## Do this
Print every entry, word for word, and skip the images.
◆ ◆ ◆ ◆
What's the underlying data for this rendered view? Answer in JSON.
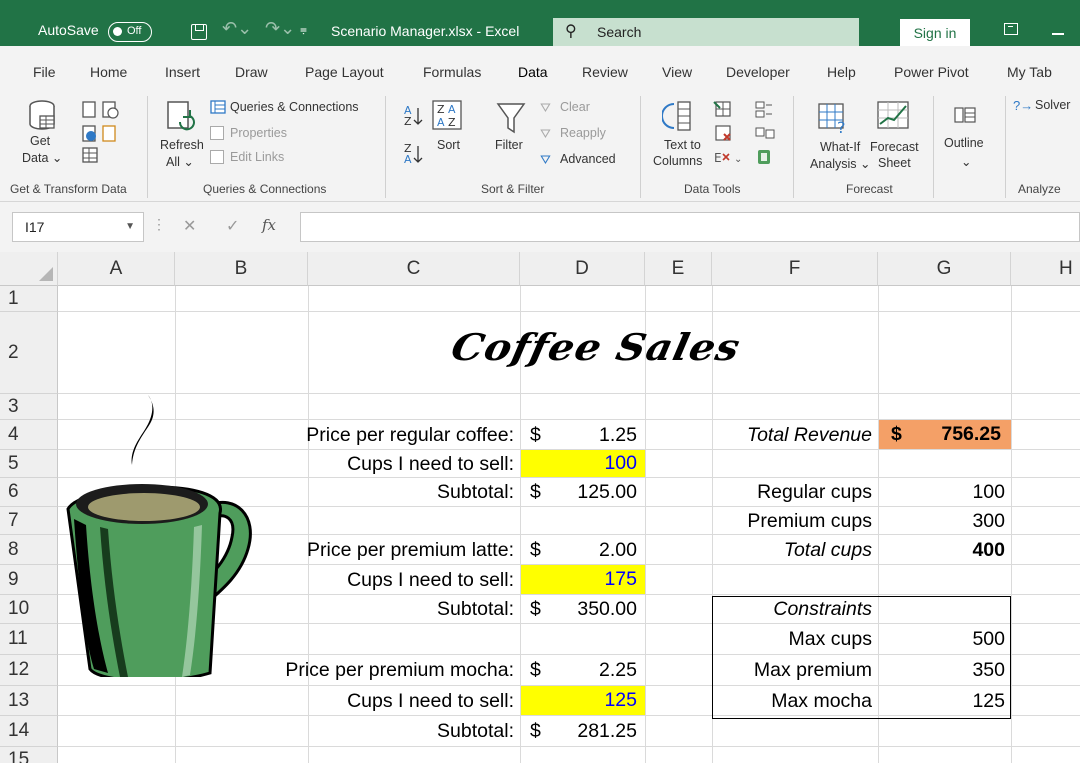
{
  "titlebar": {
    "autosave_label": "AutoSave",
    "autosave_state": "Off",
    "filename": "Scenario Manager.xlsx  -  Excel",
    "search_placeholder": "Search",
    "signin_label": "Sign in",
    "accent": "#217346"
  },
  "tabs": [
    {
      "label": "File"
    },
    {
      "label": "Home"
    },
    {
      "label": "Insert"
    },
    {
      "label": "Draw"
    },
    {
      "label": "Page Layout"
    },
    {
      "label": "Formulas"
    },
    {
      "label": "Data"
    },
    {
      "label": "Review"
    },
    {
      "label": "View"
    },
    {
      "label": "Developer"
    },
    {
      "label": "Help"
    },
    {
      "label": "Power Pivot"
    },
    {
      "label": "My Tab"
    }
  ],
  "active_tab": "Data",
  "ribbon": {
    "get_data_line1": "Get",
    "get_data_line2": "Data",
    "refresh_line1": "Refresh",
    "refresh_line2": "All",
    "queries_connections": "Queries & Connections",
    "properties": "Properties",
    "edit_links": "Edit Links",
    "sort": "Sort",
    "filter": "Filter",
    "clear": "Clear",
    "reapply": "Reapply",
    "advanced": "Advanced",
    "text_to_columns_line1": "Text to",
    "text_to_columns_line2": "Columns",
    "what_if_line1": "What-If",
    "what_if_line2": "Analysis",
    "forecast_sheet_line1": "Forecast",
    "forecast_sheet_line2": "Sheet",
    "outline": "Outline",
    "solver": "Solver",
    "groups": {
      "get_transform": "Get & Transform Data",
      "queries": "Queries & Connections",
      "sort_filter": "Sort & Filter",
      "data_tools": "Data Tools",
      "forecast": "Forecast",
      "analyze": "Analyze"
    }
  },
  "formula_bar": {
    "name_box": "I17",
    "fx": "fx",
    "formula": ""
  },
  "sheet": {
    "columns": [
      "A",
      "B",
      "C",
      "D",
      "E",
      "F",
      "G",
      "H"
    ],
    "rows": [
      "1",
      "2",
      "3",
      "4",
      "5",
      "6",
      "7",
      "8",
      "9",
      "10",
      "11",
      "12",
      "13",
      "14",
      "15"
    ],
    "title": "Coffee Sales",
    "c4": "Price per regular coffee:",
    "c5": "Cups I need to sell:",
    "c6": "Subtotal:",
    "c8": "Price per premium latte:",
    "c9": "Cups I need to sell:",
    "c10": "Subtotal:",
    "c12": "Price per premium mocha:",
    "c13": "Cups I need to sell:",
    "c14": "Subtotal:",
    "d4_sym": "$",
    "d4_val": "1.25",
    "d5": "100",
    "d6_sym": "$",
    "d6_val": "125.00",
    "d8_sym": "$",
    "d8_val": "2.00",
    "d9": "175",
    "d10_sym": "$",
    "d10_val": "350.00",
    "d12_sym": "$",
    "d12_val": "2.25",
    "d13": "125",
    "d14_sym": "$",
    "d14_val": "281.25",
    "f4": "Total Revenue",
    "g4_sym": "$",
    "g4_val": "756.25",
    "f6": "Regular cups",
    "g6": "100",
    "f7": "Premium cups",
    "g7": "300",
    "f8": "Total cups",
    "g8": "400",
    "f10": "Constraints",
    "f11": "Max cups",
    "g11": "500",
    "f12": "Max premium",
    "g12": "350",
    "f13": "Max mocha",
    "g13": "125",
    "input_highlight": "#ffff00",
    "revenue_highlight": "#f4a067"
  }
}
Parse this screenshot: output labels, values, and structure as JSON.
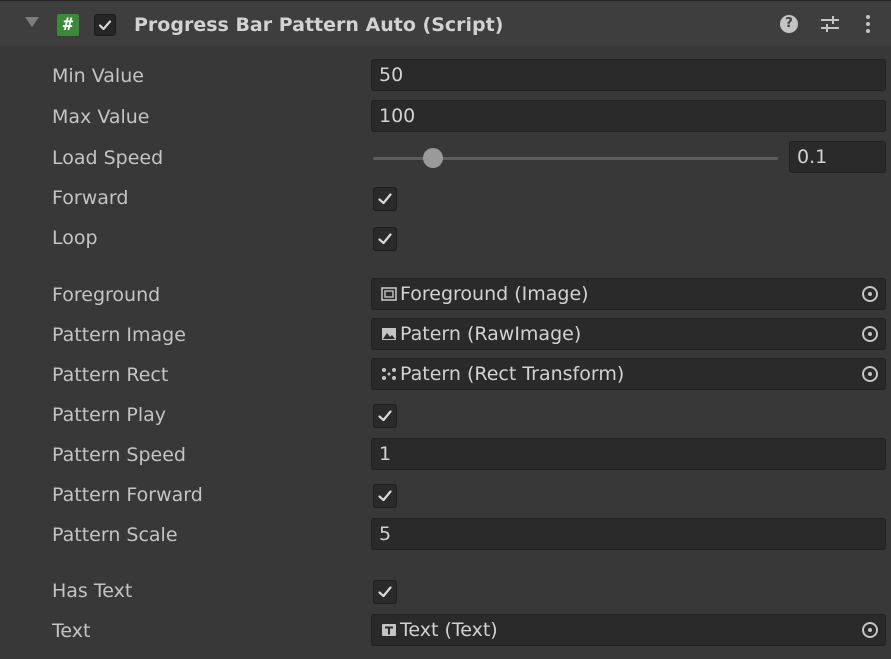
{
  "header": {
    "title": "Progress Bar Pattern Auto (Script)",
    "script_icon_glyph": "#",
    "enabled": true,
    "icons": [
      "foldout-arrow-icon",
      "script-icon",
      "help-icon",
      "presets-icon",
      "context-menu-icon"
    ]
  },
  "fields": {
    "min_value": {
      "label": "Min Value",
      "value": "50"
    },
    "max_value": {
      "label": "Max Value",
      "value": "100"
    },
    "load_speed": {
      "label": "Load Speed",
      "value": "0.1",
      "slider_fraction": 0.13
    },
    "forward": {
      "label": "Forward",
      "checked": true
    },
    "loop": {
      "label": "Loop",
      "checked": true
    },
    "foreground": {
      "label": "Foreground",
      "value": "Foreground (Image)",
      "icon": "image-component-icon"
    },
    "pattern_image": {
      "label": "Pattern Image",
      "value": "Patern (RawImage)",
      "icon": "rawimage-component-icon"
    },
    "pattern_rect": {
      "label": "Pattern Rect",
      "value": "Patern (Rect Transform)",
      "icon": "rect-transform-icon"
    },
    "pattern_play": {
      "label": "Pattern Play",
      "checked": true
    },
    "pattern_speed": {
      "label": "Pattern Speed",
      "value": "1"
    },
    "pattern_forward": {
      "label": "Pattern Forward",
      "checked": true
    },
    "pattern_scale": {
      "label": "Pattern Scale",
      "value": "5"
    },
    "has_text": {
      "label": "Has Text",
      "checked": true
    },
    "text": {
      "label": "Text",
      "value": "Text (Text)",
      "icon": "text-component-icon"
    }
  },
  "colors": {
    "background": "#383838",
    "header": "#3e3e3e",
    "field": "#2a2a2a",
    "text": "#c4c4c4",
    "script_icon": "#3a8a3a"
  }
}
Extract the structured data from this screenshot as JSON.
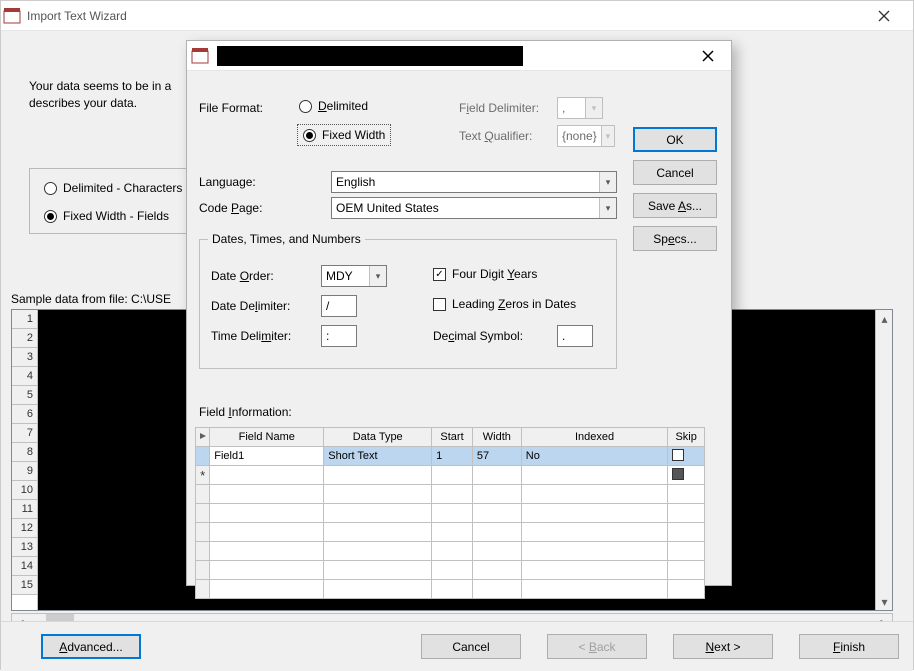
{
  "outer": {
    "title": "Import Text Wizard",
    "intro1": "Your data seems to be in a",
    "intro2": "describes your data.",
    "radio_delimited": "Delimited - Characters",
    "radio_fixed": "Fixed Width - Fields",
    "sample_label": "Sample data from file:  C:\\USE",
    "rownums": [
      "1",
      "2",
      "3",
      "4",
      "5",
      "6",
      "7",
      "8",
      "9",
      "10",
      "11",
      "12",
      "13",
      "14",
      "15"
    ],
    "buttons": {
      "advanced": "Advanced...",
      "cancel": "Cancel",
      "back": "<  Back",
      "next": "Next  >",
      "finish": "Finish"
    }
  },
  "inner": {
    "labels": {
      "file_format": "File Format:",
      "delimited": "Delimited",
      "fixed_width": "Fixed Width",
      "field_delim": "Field Delimiter:",
      "text_qual": "Text Qualifier:",
      "language": "Language:",
      "code_page": "Code Page:",
      "group_title": "Dates, Times, and Numbers",
      "date_order": "Date Order:",
      "date_delim": "Date Delimiter:",
      "time_delim": "Time Delimiter:",
      "four_digit": "Four Digit Years",
      "leading_zeros": "Leading Zeros in Dates",
      "decimal_symbol": "Decimal Symbol:",
      "field_info": "Field Information:"
    },
    "values": {
      "field_delim": ",",
      "text_qual": "{none}",
      "language": "English",
      "code_page": "OEM United States",
      "date_order": "MDY",
      "date_delim": "/",
      "time_delim": ":",
      "decimal_symbol": "."
    },
    "sidebtns": {
      "ok": "OK",
      "cancel": "Cancel",
      "save_as": "Save As...",
      "specs": "Specs..."
    },
    "grid": {
      "headers": {
        "field_name": "Field Name",
        "data_type": "Data Type",
        "start": "Start",
        "width": "Width",
        "indexed": "Indexed",
        "skip": "Skip"
      },
      "rows": [
        {
          "field_name": "Field1",
          "data_type": "Short Text",
          "start": "1",
          "width": "57",
          "indexed": "No",
          "skip": false
        }
      ]
    }
  }
}
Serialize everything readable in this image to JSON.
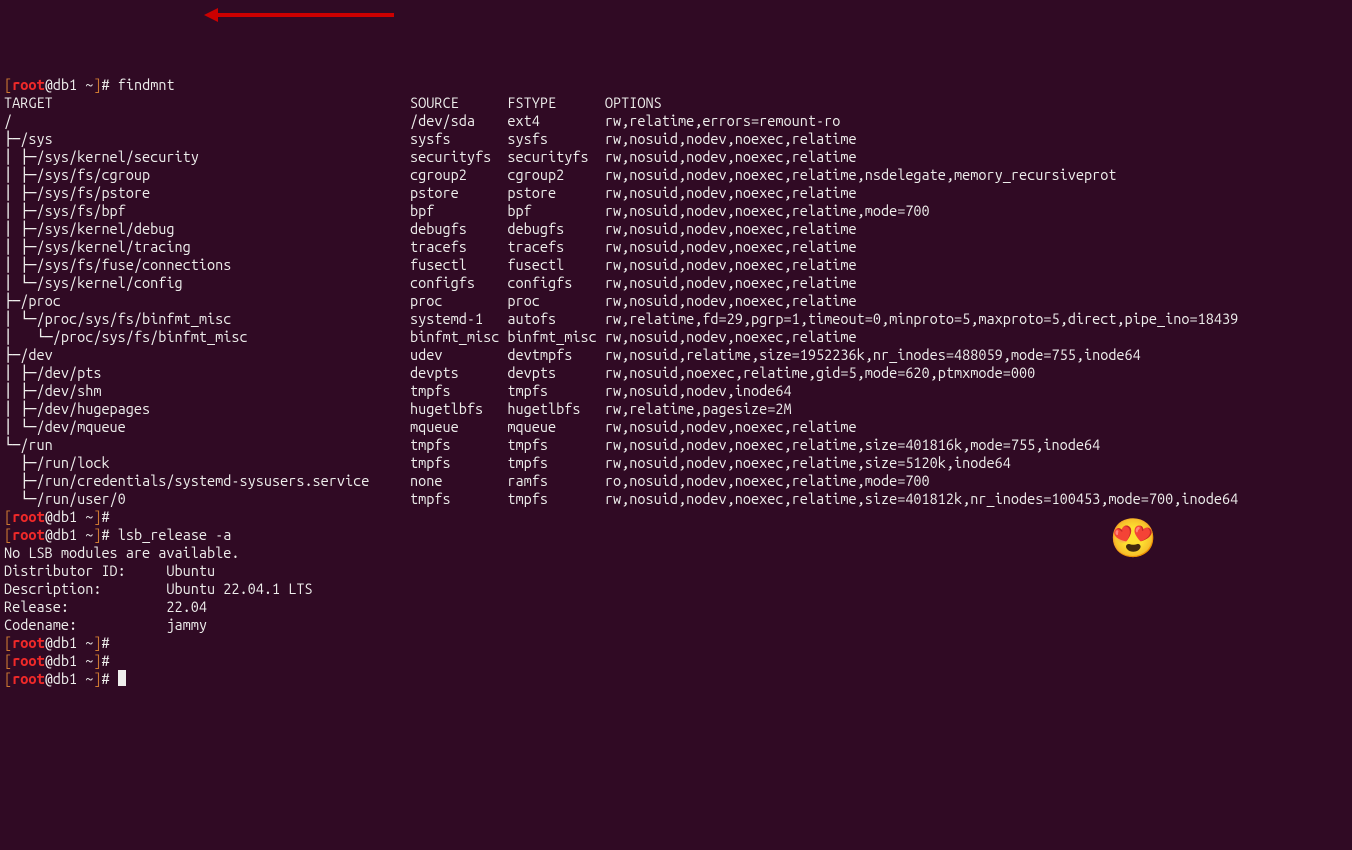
◆ ◆ ◆ ◆
## Answer to this exercise
What's the underlying data for this rendered view? Answer in JSON.
{
  "titlebar": {
    "autosave_label": "AutoSave",
    "autosave_state": "Off",
    "filename": "Scenario Manager.xlsx  -  Excel",
    "search_placeholder": "Search",
    "signin_label": "Sign in",
    "accent": "#217346"
  },
  "tabs": [
    {
      "label": "File"
    },
    {
      "label": "Home"
    },
    {
      "label": "Insert"
    },
    {
      "label": "Draw"
    },
    {
      "label": "Page Layout"
    },
    {
      "label": "Formulas"
    },
    {
      "label": "Data"
    },
    {
      "label": "Review"
    },
    {
      "label": "View"
    },
    {
      "label": "Developer"
    },
    {
      "label": "Help"
    },
    {
      "label": "Power Pivot"
    },
    {
      "label": "My Tab"
    }
  ],
  "active_tab": "Data",
  "ribbon": {
    "get_data_line1": "Get",
    "get_data_line2": "Data",
    "refresh_line1": "Refresh",
    "refresh_line2": "All",
    "queries_connections": "Queries & Connections",
    "properties": "Properties",
    "edit_links": "Edit Links",
    "sort": "Sort",
    "filter": "Filter",
    "clear": "Clear",
    "reapply": "Reapply",
    "advanced": "Advanced",
    "text_to_columns_line1": "Text to",
    "text_to_columns_line2": "Columns",
    "what_if_line1": "What-If",
    "what_if_line2": "Analysis",
    "forecast_sheet_line1": "Forecast",
    "forecast_sheet_line2": "Sheet",
    "outline": "Outline",
    "solver": "Solver",
    "groups": {
      "get_transform": "Get & Transform Data",
      "queries": "Queries & Connections",
      "sort_filter": "Sort & Filter",
      "data_tools": "Data Tools",
      "forecast": "Forecast",
      "analyze": "Analyze"
    }
  },
  "formula_bar": {
    "name_box": "I17",
    "fx": "fx",
    "formula": ""
  },
  "sheet": {
    "columns": [
      "A",
      "B",
      "C",
      "D",
      "E",
      "F",
      "G",
      "H"
    ],
    "rows": [
      "1",
      "2",
      "3",
      "4",
      "5",
      "6",
      "7",
      "8",
      "9",
      "10",
      "11",
      "12",
      "13",
      "14",
      "15"
    ],
    "title": "Coffee Sales",
    "c4": "Price per regular coffee:",
    "c5": "Cups I need to sell:",
    "c6": "Subtotal:",
    "c8": "Price per premium latte:",
    "c9": "Cups I need to sell:",
    "c10": "Subtotal:",
    "c12": "Price per premium mocha:",
    "c13": "Cups I need to sell:",
    "c14": "Subtotal:",
    "d4_sym": "$",
    "d4_val": "1.25",
    "d5": "100",
    "d6_sym": "$",
    "d6_val": "125.00",
    "d8_sym": "$",
    "d8_val": "2.00",
    "d9": "175",
    "d10_sym": "$",
    "d10_val": "350.00",
    "d12_sym": "$",
    "d12_val": "2.25",
    "d13": "125",
    "d14_sym": "$",
    "d14_val": "281.25",
    "f4": "Total Revenue",
    "g4_sym": "$",
    "g4_val": "756.25",
    "f6": "Regular cups",
    "g6": "100",
    "f7": "Premium cups",
    "g7": "300",
    "f8": "Total cups",
    "g8": "400",
    "f10": "Constraints",
    "f11": "Max cups",
    "g11": "500",
    "f12": "Max premium",
    "g12": "350",
    "f13": "Max mocha",
    "g13": "125",
    "input_highlight": "#ffff00",
    "revenue_highlight": "#f4a067"
  }
}
Parse this screenshot: output labels, values, and structure as JSON.
{
  "header": {
    "title": "Progress Bar Pattern Auto (Script)",
    "script_icon_glyph": "#",
    "enabled": true,
    "icons": [
      "foldout-arrow-icon",
      "script-icon",
      "help-icon",
      "presets-icon",
      "context-menu-icon"
    ]
  },
  "fields": {
    "min_value": {
      "label": "Min Value",
      "value": "50"
    },
    "max_value": {
      "label": "Max Value",
      "value": "100"
    },
    "load_speed": {
      "label": "Load Speed",
      "value": "0.1",
      "slider_fraction": 0.13
    },
    "forward": {
      "label": "Forward",
      "checked": true
    },
    "loop": {
      "label": "Loop",
      "checked": true
    },
    "foreground": {
      "label": "Foreground",
      "value": "Foreground (Image)",
      "icon": "image-component-icon"
    },
    "pattern_image": {
      "label": "Pattern Image",
      "value": "Patern (RawImage)",
      "icon": "rawimage-component-icon"
    },
    "pattern_rect": {
      "label": "Pattern Rect",
      "value": "Patern (Rect Transform)",
      "icon": "rect-transform-icon"
    },
    "pattern_play": {
      "label": "Pattern Play",
      "checked": true
    },
    "pattern_speed": {
      "label": "Pattern Speed",
      "value": "1"
    },
    "pattern_forward": {
      "label": "Pattern Forward",
      "checked": true
    },
    "pattern_scale": {
      "label": "Pattern Scale",
      "value": "5"
    },
    "has_text": {
      "label": "Has Text",
      "checked": true
    },
    "text": {
      "label": "Text",
      "value": "Text (Text)",
      "icon": "text-component-icon"
    }
  },
  "colors": {
    "background": "#383838",
    "header": "#3e3e3e",
    "field": "#2a2a2a",
    "text": "#c4c4c4",
    "script_icon": "#3a8a3a"
  }
}
Extract the structured data from this screenshot as JSON.
{
  "outer": {
    "title": "Import Text Wizard",
    "intro1": "Your data seems to be in a",
    "intro2": "describes your data.",
    "radio_delimited": "Delimited - Characters",
    "radio_fixed": "Fixed Width - Fields",
    "sample_label": "Sample data from file:  C:\\USE",
    "rownums": [
      "1",
      "2",
      "3",
      "4",
      "5",
      "6",
      "7",
      "8",
      "9",
      "10",
      "11",
      "12",
      "13",
      "14",
      "15"
    ],
    "buttons": {
      "advanced": "Advanced...",
      "cancel": "Cancel",
      "back": "<  Back",
      "next": "Next  >",
      "finish": "Finish"
    }
  },
  "inner": {
    "labels": {
      "file_format": "File Format:",
      "delimited": "Delimited",
      "fixed_width": "Fixed Width",
      "field_delim": "Field Delimiter:",
      "text_qual": "Text Qualifier:",
      "language": "Language:",
      "code_page": "Code Page:",
      "group_title": "Dates, Times, and Numbers",
      "date_order": "Date Order:",
      "date_delim": "Date Delimiter:",
      "time_delim": "Time Delimiter:",
      "four_digit": "Four Digit Years",
      "leading_zeros": "Leading Zeros in Dates",
      "decimal_symbol": "Decimal Symbol:",
      "field_info": "Field Information:"
    },
    "values": {
      "field_delim": ",",
      "text_qual": "{none}",
      "language": "English",
      "code_page": "OEM United States",
      "date_order": "MDY",
      "date_delim": "/",
      "time_delim": ":",
      "decimal_symbol": "."
    },
    "sidebtns": {
      "ok": "OK",
      "cancel": "Cancel",
      "save_as": "Save As...",
      "specs": "Specs..."
    },
    "grid": {
      "headers": {
        "field_name": "Field Name",
        "data_type": "Data Type",
        "start": "Start",
        "width": "Width",
        "indexed": "Indexed",
        "skip": "Skip"
      },
      "rows": [
        {
          "field_name": "Field1",
          "data_type": "Short Text",
          "start": "1",
          "width": "57",
          "indexed": "No",
          "skip": false
        }
      ]
    }
  }
}
Serialize everything readable in this image to JSON.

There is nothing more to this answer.